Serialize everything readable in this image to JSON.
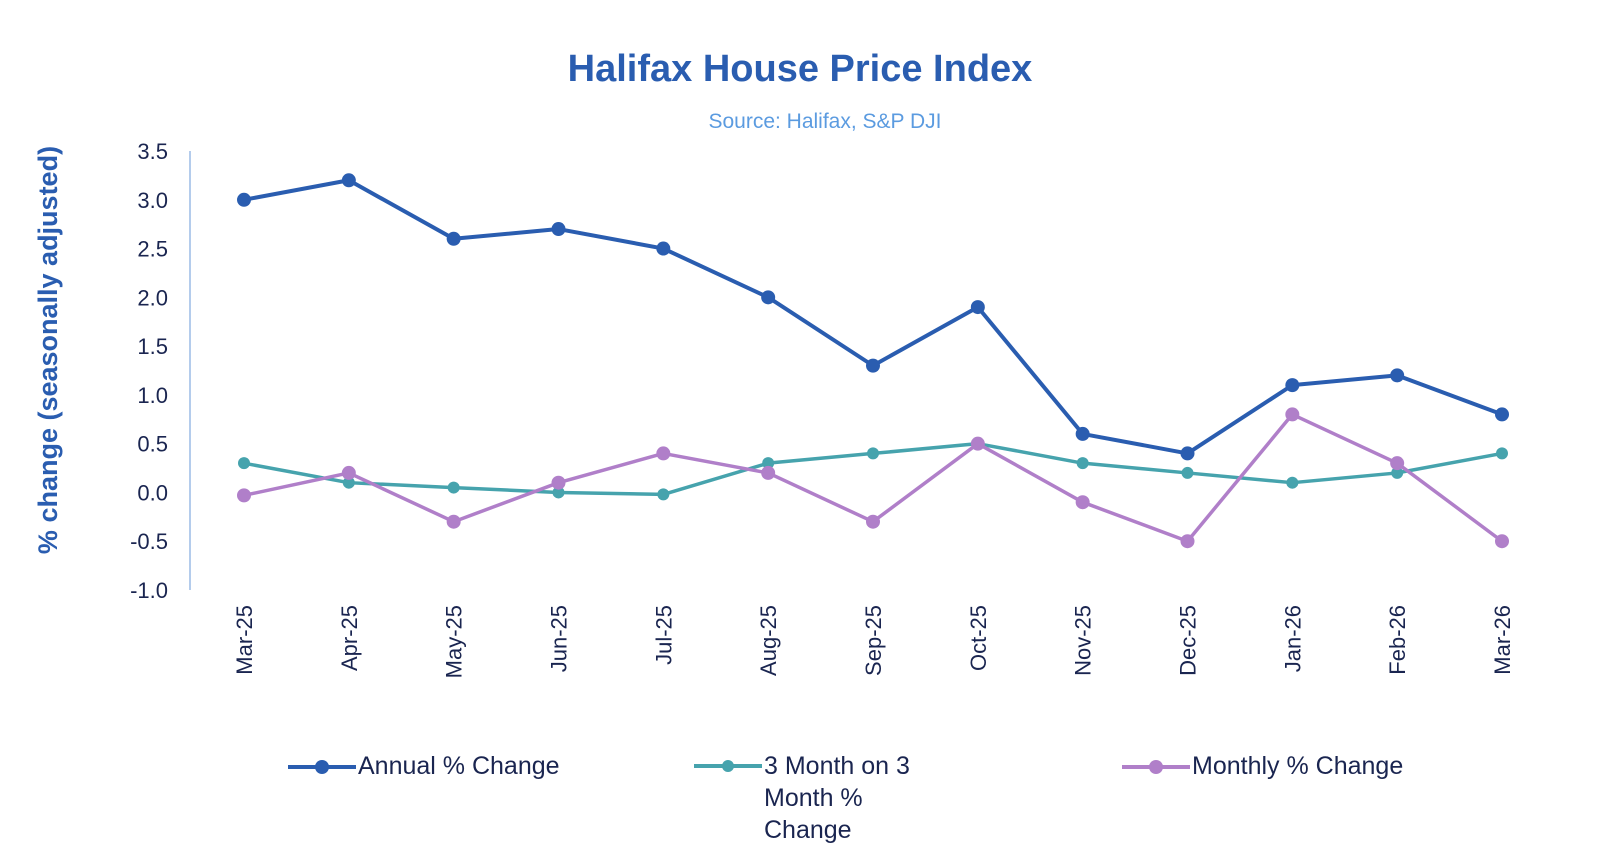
{
  "chart_data": {
    "type": "line",
    "title": "Halifax House Price Index",
    "subtitle": "Source: Halifax, S&P DJI",
    "ylabel": "%  change (seasonally adjusted)",
    "xlabel": "",
    "ylim": [
      -1.0,
      3.5
    ],
    "yticks": [
      "3.5",
      "3.0",
      "2.5",
      "2.0",
      "1.5",
      "1.0",
      "0.5",
      "0.0",
      "-0.5",
      "-1.0"
    ],
    "categories": [
      "Mar-25",
      "Apr-25",
      "May-25",
      "Jun-25",
      "Jul-25",
      "Aug-25",
      "Sep-25",
      "Oct-25",
      "Nov-25",
      "Dec-25",
      "Jan-26",
      "Feb-26",
      "Mar-26"
    ],
    "grid": false,
    "legend_position": "bottom",
    "series": [
      {
        "name": "Annual % Change",
        "color": "#2a5db0",
        "values": [
          3.0,
          3.2,
          2.6,
          2.7,
          2.5,
          2.0,
          1.3,
          1.9,
          0.6,
          0.4,
          1.1,
          1.2,
          0.8
        ]
      },
      {
        "name": "3 Month on 3 Month % Change",
        "color": "#46a3ad",
        "values": [
          0.3,
          0.1,
          0.05,
          0.0,
          -0.02,
          0.3,
          0.4,
          0.5,
          0.3,
          0.2,
          0.1,
          0.2,
          0.4
        ]
      },
      {
        "name": "Monthly % Change",
        "color": "#b07fc9",
        "values": [
          -0.03,
          0.2,
          -0.3,
          0.1,
          0.4,
          0.2,
          -0.3,
          0.5,
          -0.1,
          -0.5,
          0.8,
          0.3,
          -0.5
        ]
      }
    ]
  }
}
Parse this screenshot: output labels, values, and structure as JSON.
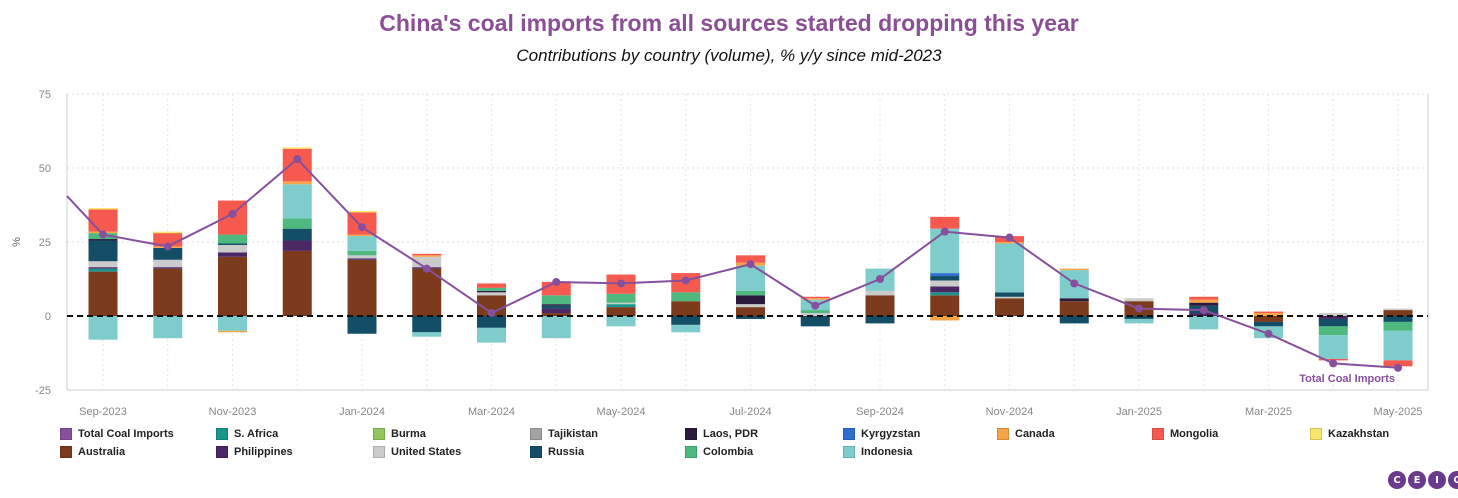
{
  "chart_data": {
    "type": "bar",
    "title": "China's coal imports from all sources started dropping this year",
    "subtitle": "Contributions by country (volume), % y/y since mid-2023",
    "ylabel": "%",
    "ylim": [
      -25,
      75
    ],
    "yticks": [
      -25,
      0,
      25,
      50,
      75
    ],
    "x_tick_labels": [
      "Sep-2023",
      "Nov-2023",
      "Jan-2024",
      "Mar-2024",
      "May-2024",
      "Jul-2024",
      "Sep-2024",
      "Nov-2024",
      "Jan-2025",
      "Mar-2025",
      "May-2025"
    ],
    "grid": true,
    "legend_position": "bottom",
    "line_annotation": "Total Coal Imports",
    "categories": [
      "Sep-2023",
      "Oct-2023",
      "Nov-2023",
      "Dec-2023",
      "Jan-2024",
      "Feb-2024",
      "Mar-2024",
      "Apr-2024",
      "May-2024",
      "Jun-2024",
      "Jul-2024",
      "Aug-2024",
      "Sep-2024",
      "Oct-2024",
      "Nov-2024",
      "Dec-2024",
      "Jan-2025",
      "Feb-2025",
      "Mar-2025",
      "Apr-2025",
      "May-2025"
    ],
    "series": [
      {
        "name": "Total Coal Imports",
        "type": "line",
        "color": "#87509c",
        "values": [
          27.5,
          23.5,
          34.5,
          53,
          30,
          16,
          1,
          11.5,
          11,
          12,
          17.5,
          3.5,
          12.5,
          28.5,
          26.5,
          11,
          2.5,
          2,
          -6,
          -16,
          -17.5
        ]
      },
      {
        "name": "Australia",
        "color": "#7b3b1c",
        "values": [
          15,
          16,
          20,
          22,
          19,
          16,
          7,
          1,
          3,
          5,
          3,
          0,
          7,
          7,
          6,
          5,
          5,
          0,
          -2,
          0,
          2
        ]
      },
      {
        "name": "S. Africa",
        "color": "#18968b",
        "values": [
          1,
          0,
          0,
          0,
          0,
          0,
          0,
          0,
          1,
          0,
          0,
          0,
          0,
          1,
          0,
          0,
          0,
          0,
          0,
          0,
          0
        ]
      },
      {
        "name": "Philippines",
        "color": "#4b2766",
        "values": [
          0.5,
          0.5,
          1.5,
          3.5,
          0.5,
          0.5,
          0,
          1.5,
          0,
          0,
          0,
          0,
          0,
          2,
          0,
          0,
          0,
          1,
          0,
          -1,
          0
        ]
      },
      {
        "name": "Burma",
        "color": "#90c65d",
        "values": [
          0,
          0,
          0,
          0,
          0,
          0,
          0,
          0,
          0,
          0,
          0,
          0,
          0,
          0,
          0,
          0,
          0,
          0,
          0,
          0,
          0
        ]
      },
      {
        "name": "United States",
        "color": "#cbcbcb",
        "values": [
          2,
          2.5,
          2.5,
          0,
          1,
          3.5,
          1,
          0,
          0.5,
          0,
          1,
          1,
          1.5,
          2,
          0.5,
          0,
          1,
          0,
          0,
          1,
          0.5
        ]
      },
      {
        "name": "Tajikistan",
        "color": "#a3a3a3",
        "values": [
          0,
          0,
          0,
          0,
          0,
          0,
          0,
          0,
          0,
          0,
          0,
          0,
          0,
          0,
          0,
          0,
          0,
          0,
          0,
          0,
          0
        ]
      },
      {
        "name": "Russia",
        "color": "#134e66",
        "values": [
          7,
          4,
          0.5,
          4,
          -6,
          -5.5,
          -4,
          1,
          0,
          -3,
          -1,
          -3.5,
          -2.5,
          1.5,
          1.5,
          -2.5,
          -1,
          2.5,
          -1.5,
          -2.5,
          -2
        ]
      },
      {
        "name": "Laos, PDR",
        "color": "#2c1a3d",
        "values": [
          0.5,
          0,
          0,
          0,
          0,
          0,
          0.5,
          0.5,
          0,
          0,
          3,
          0,
          0,
          0,
          0,
          1,
          0,
          1,
          0,
          0,
          0
        ]
      },
      {
        "name": "Colombia",
        "color": "#4fb87f",
        "values": [
          2,
          0,
          3,
          3.5,
          1.5,
          0,
          1,
          3,
          3,
          3,
          1.5,
          1,
          0,
          0,
          0,
          0,
          0,
          0,
          0,
          -3,
          -3
        ]
      },
      {
        "name": "Kyrgyzstan",
        "color": "#2f6fd1",
        "values": [
          0,
          0,
          0,
          0,
          0,
          0,
          0,
          0,
          0,
          0,
          0,
          0,
          0,
          1,
          0,
          0,
          0,
          0,
          0,
          0,
          0
        ]
      },
      {
        "name": "Indonesia",
        "color": "#7ecccb",
        "values": [
          -8,
          -7.5,
          -5,
          11.5,
          5,
          -1.5,
          -5,
          -7.5,
          -3.5,
          -2.5,
          8.5,
          3.5,
          7.5,
          15,
          16.5,
          9.5,
          -1.5,
          -4.5,
          -4,
          -8,
          -10
        ]
      },
      {
        "name": "Canada",
        "color": "#f7a448",
        "values": [
          0.5,
          0.5,
          -0.5,
          1,
          0.5,
          0.5,
          0,
          0,
          0,
          0,
          1,
          0.5,
          0,
          -1.5,
          0.5,
          0.5,
          0,
          1,
          1,
          0,
          0
        ]
      },
      {
        "name": "Mongolia",
        "color": "#f65a4f",
        "values": [
          7.5,
          4.5,
          11.5,
          11,
          7.5,
          0.5,
          1.5,
          4.5,
          6.5,
          6.5,
          2.5,
          0.5,
          0,
          4,
          2,
          0,
          0,
          1,
          0.5,
          -0.5,
          -2
        ]
      },
      {
        "name": "Kazakhstan",
        "color": "#f8e66b",
        "values": [
          0.5,
          0.5,
          0,
          0.5,
          0.5,
          0,
          0,
          0,
          0,
          0,
          0,
          0,
          0,
          0,
          0,
          0,
          0,
          0,
          0,
          0,
          0
        ]
      }
    ]
  },
  "legend": [
    {
      "label": "Total Coal Imports",
      "color": "#87509c"
    },
    {
      "label": "S. Africa",
      "color": "#18968b"
    },
    {
      "label": "Burma",
      "color": "#90c65d"
    },
    {
      "label": "Tajikistan",
      "color": "#a3a3a3"
    },
    {
      "label": "Laos, PDR",
      "color": "#2c1a3d"
    },
    {
      "label": "Kyrgyzstan",
      "color": "#2f6fd1"
    },
    {
      "label": "Canada",
      "color": "#f7a448"
    },
    {
      "label": "Mongolia",
      "color": "#f65a4f"
    },
    {
      "label": "Kazakhstan",
      "color": "#f8e66b"
    },
    {
      "label": "Australia",
      "color": "#7b3b1c"
    },
    {
      "label": "Philippines",
      "color": "#4b2766"
    },
    {
      "label": "United States",
      "color": "#cbcbcb"
    },
    {
      "label": "Russia",
      "color": "#134e66"
    },
    {
      "label": "Colombia",
      "color": "#4fb87f"
    },
    {
      "label": "Indonesia",
      "color": "#7ecccb"
    }
  ],
  "brand": {
    "letters": [
      "C",
      "E",
      "I",
      "C"
    ]
  }
}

☆ ☆ ☆

WHAT IS ASKED: Tally the lines of the listing above that include the word "subtitle". Answer with the number alone.

RESPONSE: 2